(Figure contents as structured data)

____

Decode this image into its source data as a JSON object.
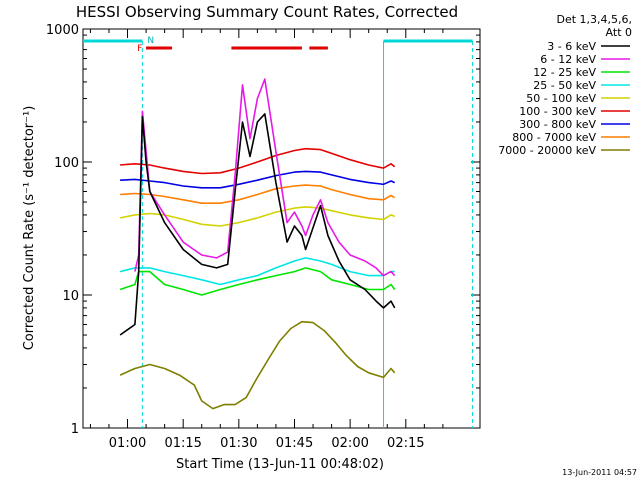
{
  "chart_data": {
    "type": "line",
    "title": "HESSI Observing Summary Count Rates, Corrected",
    "xlabel": "Start Time (13-Jun-11 00:48:02)",
    "ylabel": "Corrected Count Rate (s⁻¹ detector⁻¹)",
    "x_ticks": [
      "01:00",
      "01:15",
      "01:30",
      "01:45",
      "02:00",
      "02:15"
    ],
    "y_ticks": [
      "1",
      "10",
      "100",
      "1000"
    ],
    "y_scale": "log",
    "ylim": [
      1,
      1000
    ],
    "xlim_minutes": [
      48,
      155
    ],
    "detectors": "Det 1,3,4,5,6,",
    "attenuator": "Att 0",
    "timestamp": "13-Jun-2011 04:57",
    "night_marker": "N",
    "flare_marker": "F",
    "night_periods": [
      [
        48,
        64
      ],
      [
        129,
        153
      ]
    ],
    "flare_periods": [
      [
        65,
        72
      ],
      [
        88,
        107
      ],
      [
        109,
        114
      ]
    ],
    "series": [
      {
        "name": "3 - 6 keV",
        "color": "#000000",
        "points": [
          [
            58,
            5
          ],
          [
            62,
            6
          ],
          [
            63,
            15
          ],
          [
            64,
            220
          ],
          [
            65,
            100
          ],
          [
            66,
            60
          ],
          [
            70,
            35
          ],
          [
            75,
            22
          ],
          [
            80,
            17
          ],
          [
            84,
            16
          ],
          [
            87,
            17
          ],
          [
            89,
            60
          ],
          [
            91,
            200
          ],
          [
            93,
            110
          ],
          [
            95,
            200
          ],
          [
            97,
            230
          ],
          [
            100,
            70
          ],
          [
            103,
            25
          ],
          [
            105,
            33
          ],
          [
            107,
            28
          ],
          [
            108,
            22
          ],
          [
            110,
            32
          ],
          [
            112,
            47
          ],
          [
            114,
            28
          ],
          [
            117,
            18
          ],
          [
            120,
            13
          ],
          [
            124,
            11
          ],
          [
            127,
            9
          ],
          [
            129,
            8
          ],
          [
            131,
            9
          ],
          [
            132,
            8
          ]
        ]
      },
      {
        "name": "6 - 12 keV",
        "color": "#e619e6",
        "points": [
          [
            62,
            15
          ],
          [
            63,
            20
          ],
          [
            64,
            240
          ],
          [
            65,
            120
          ],
          [
            66,
            60
          ],
          [
            70,
            40
          ],
          [
            75,
            25
          ],
          [
            80,
            20
          ],
          [
            84,
            19
          ],
          [
            87,
            21
          ],
          [
            89,
            80
          ],
          [
            91,
            380
          ],
          [
            93,
            150
          ],
          [
            95,
            300
          ],
          [
            97,
            420
          ],
          [
            100,
            120
          ],
          [
            103,
            35
          ],
          [
            105,
            42
          ],
          [
            107,
            33
          ],
          [
            108,
            28
          ],
          [
            110,
            40
          ],
          [
            112,
            52
          ],
          [
            114,
            35
          ],
          [
            117,
            25
          ],
          [
            120,
            20
          ],
          [
            124,
            18
          ],
          [
            127,
            16
          ],
          [
            129,
            14
          ],
          [
            131,
            15
          ],
          [
            132,
            14
          ]
        ]
      },
      {
        "name": "12 - 25 keV",
        "color": "#00e600",
        "points": [
          [
            58,
            11
          ],
          [
            62,
            12
          ],
          [
            63,
            15
          ],
          [
            66,
            15
          ],
          [
            70,
            12
          ],
          [
            75,
            11
          ],
          [
            80,
            10
          ],
          [
            85,
            11
          ],
          [
            90,
            12
          ],
          [
            95,
            13
          ],
          [
            100,
            14
          ],
          [
            105,
            15
          ],
          [
            108,
            16
          ],
          [
            112,
            15
          ],
          [
            115,
            13
          ],
          [
            120,
            12
          ],
          [
            125,
            11
          ],
          [
            129,
            11
          ],
          [
            131,
            12
          ],
          [
            132,
            11
          ]
        ]
      },
      {
        "name": "25 - 50 keV",
        "color": "#00e6e6",
        "points": [
          [
            58,
            15
          ],
          [
            62,
            16
          ],
          [
            66,
            16
          ],
          [
            70,
            15
          ],
          [
            75,
            14
          ],
          [
            80,
            13
          ],
          [
            85,
            12
          ],
          [
            90,
            13
          ],
          [
            95,
            14
          ],
          [
            100,
            16
          ],
          [
            105,
            18
          ],
          [
            108,
            19
          ],
          [
            112,
            18
          ],
          [
            115,
            17
          ],
          [
            120,
            15
          ],
          [
            125,
            14
          ],
          [
            129,
            14
          ],
          [
            131,
            15
          ],
          [
            132,
            15
          ]
        ]
      },
      {
        "name": "50 - 100 keV",
        "color": "#d2d200",
        "points": [
          [
            58,
            38
          ],
          [
            62,
            40
          ],
          [
            66,
            41
          ],
          [
            70,
            40
          ],
          [
            75,
            37
          ],
          [
            80,
            34
          ],
          [
            85,
            33
          ],
          [
            90,
            35
          ],
          [
            95,
            38
          ],
          [
            100,
            42
          ],
          [
            105,
            45
          ],
          [
            108,
            46
          ],
          [
            112,
            45
          ],
          [
            115,
            43
          ],
          [
            120,
            40
          ],
          [
            125,
            38
          ],
          [
            129,
            37
          ],
          [
            131,
            40
          ],
          [
            132,
            39
          ]
        ]
      },
      {
        "name": "100 - 300 keV",
        "color": "#e60000",
        "points": [
          [
            58,
            95
          ],
          [
            62,
            97
          ],
          [
            66,
            95
          ],
          [
            70,
            90
          ],
          [
            75,
            85
          ],
          [
            80,
            82
          ],
          [
            85,
            83
          ],
          [
            90,
            90
          ],
          [
            95,
            100
          ],
          [
            100,
            112
          ],
          [
            105,
            122
          ],
          [
            108,
            126
          ],
          [
            112,
            124
          ],
          [
            115,
            116
          ],
          [
            120,
            104
          ],
          [
            125,
            95
          ],
          [
            129,
            90
          ],
          [
            131,
            97
          ],
          [
            132,
            92
          ]
        ]
      },
      {
        "name": "300 - 800 keV",
        "color": "#0000e6",
        "points": [
          [
            58,
            73
          ],
          [
            62,
            74
          ],
          [
            66,
            72
          ],
          [
            70,
            70
          ],
          [
            75,
            66
          ],
          [
            80,
            64
          ],
          [
            85,
            64
          ],
          [
            90,
            68
          ],
          [
            95,
            73
          ],
          [
            100,
            79
          ],
          [
            105,
            84
          ],
          [
            108,
            85
          ],
          [
            112,
            84
          ],
          [
            115,
            80
          ],
          [
            120,
            74
          ],
          [
            125,
            70
          ],
          [
            129,
            68
          ],
          [
            131,
            72
          ],
          [
            132,
            70
          ]
        ]
      },
      {
        "name": "800 - 7000 keV",
        "color": "#ff7f00",
        "points": [
          [
            58,
            57
          ],
          [
            62,
            58
          ],
          [
            66,
            57
          ],
          [
            70,
            55
          ],
          [
            75,
            52
          ],
          [
            80,
            49
          ],
          [
            85,
            49
          ],
          [
            90,
            52
          ],
          [
            95,
            57
          ],
          [
            100,
            63
          ],
          [
            105,
            66
          ],
          [
            108,
            67
          ],
          [
            112,
            66
          ],
          [
            115,
            62
          ],
          [
            120,
            57
          ],
          [
            125,
            53
          ],
          [
            129,
            52
          ],
          [
            131,
            56
          ],
          [
            132,
            54
          ]
        ]
      },
      {
        "name": "7000 - 20000 keV",
        "color": "#7f7f00",
        "points": [
          [
            58,
            2.5
          ],
          [
            62,
            2.8
          ],
          [
            66,
            3.0
          ],
          [
            70,
            2.8
          ],
          [
            74,
            2.5
          ],
          [
            78,
            2.1
          ],
          [
            80,
            1.6
          ],
          [
            83,
            1.4
          ],
          [
            86,
            1.5
          ],
          [
            89,
            1.5
          ],
          [
            92,
            1.7
          ],
          [
            95,
            2.4
          ],
          [
            98,
            3.3
          ],
          [
            101,
            4.5
          ],
          [
            104,
            5.6
          ],
          [
            107,
            6.3
          ],
          [
            110,
            6.2
          ],
          [
            113,
            5.4
          ],
          [
            116,
            4.4
          ],
          [
            119,
            3.5
          ],
          [
            122,
            2.9
          ],
          [
            125,
            2.6
          ],
          [
            129,
            2.4
          ],
          [
            131,
            2.8
          ],
          [
            132,
            2.6
          ]
        ]
      }
    ]
  }
}
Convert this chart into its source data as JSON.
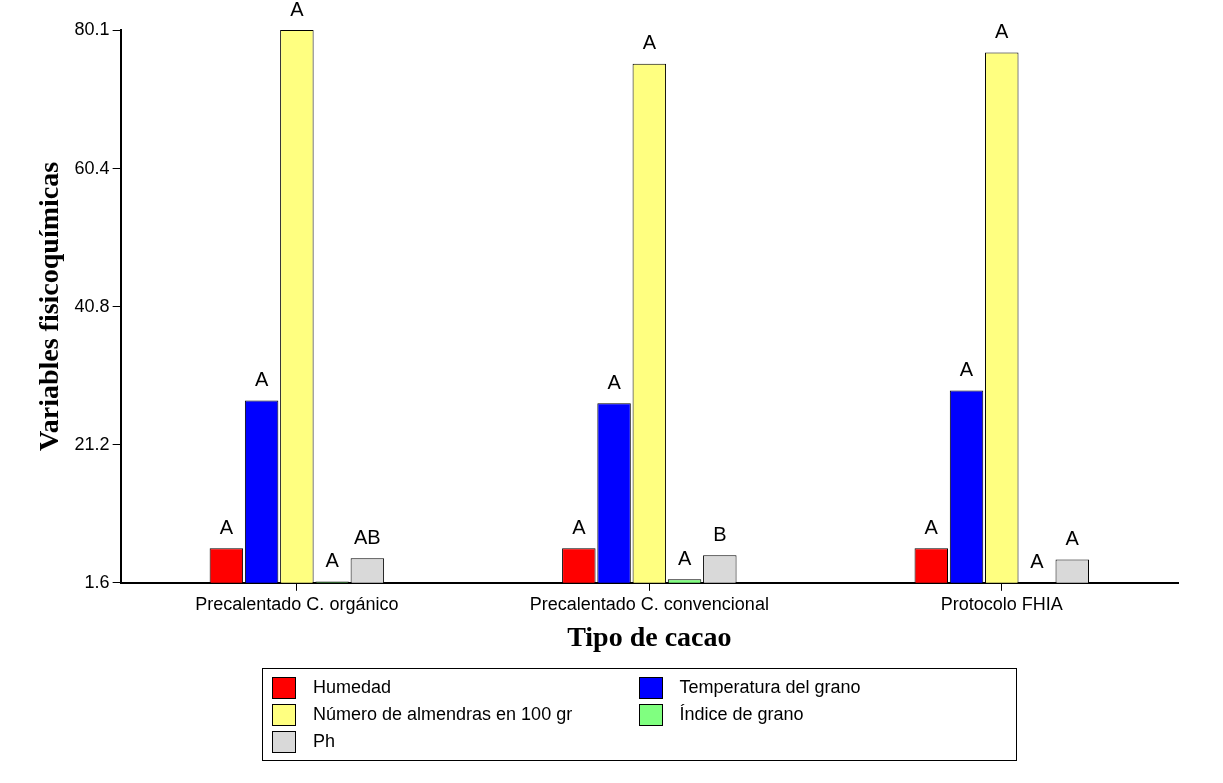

____

— Given problem —
Tell how many lines of the material above hold "this", answering with a bare number.

— Solved exercise —
2